**DATA SUPPLIED:**
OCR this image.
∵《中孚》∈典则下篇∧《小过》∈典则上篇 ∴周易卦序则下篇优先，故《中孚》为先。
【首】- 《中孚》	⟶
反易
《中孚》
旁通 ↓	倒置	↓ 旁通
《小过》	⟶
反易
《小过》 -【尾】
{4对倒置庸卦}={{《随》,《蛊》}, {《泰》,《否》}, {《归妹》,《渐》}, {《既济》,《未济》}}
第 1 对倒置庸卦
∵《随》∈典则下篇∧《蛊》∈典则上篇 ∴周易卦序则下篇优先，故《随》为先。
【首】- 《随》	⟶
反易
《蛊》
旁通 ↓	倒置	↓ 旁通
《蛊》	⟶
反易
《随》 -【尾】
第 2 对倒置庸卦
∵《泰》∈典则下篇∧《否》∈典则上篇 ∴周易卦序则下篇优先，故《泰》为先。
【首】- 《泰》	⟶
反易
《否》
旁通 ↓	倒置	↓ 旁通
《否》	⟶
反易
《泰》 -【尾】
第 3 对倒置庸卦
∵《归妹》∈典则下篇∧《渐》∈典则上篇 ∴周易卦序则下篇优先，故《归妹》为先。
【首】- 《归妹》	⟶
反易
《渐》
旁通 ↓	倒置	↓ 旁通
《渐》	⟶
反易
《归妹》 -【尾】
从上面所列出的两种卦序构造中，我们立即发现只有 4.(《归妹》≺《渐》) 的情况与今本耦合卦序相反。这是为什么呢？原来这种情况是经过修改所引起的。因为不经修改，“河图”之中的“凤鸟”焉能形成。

**TASK BRIEF:** Search the records for the word "典则下篇" and copy every line where it occurs.

**TASK OUTPUT:**
∵《中孚》∈典则下篇∧《小过》∈典则上篇 ∴周易卦序则下篇优先，故《中孚》为先。
∵《随》∈典则下篇∧《蛊》∈典则上篇 ∴周易卦序则下篇优先，故《随》为先。
∵《泰》∈典则下篇∧《否》∈典则上篇 ∴周易卦序则下篇优先，故《泰》为先。
∵《归妹》∈典则下篇∧《渐》∈典则上篇 ∴周易卦序则下篇优先，故《归妹》为先。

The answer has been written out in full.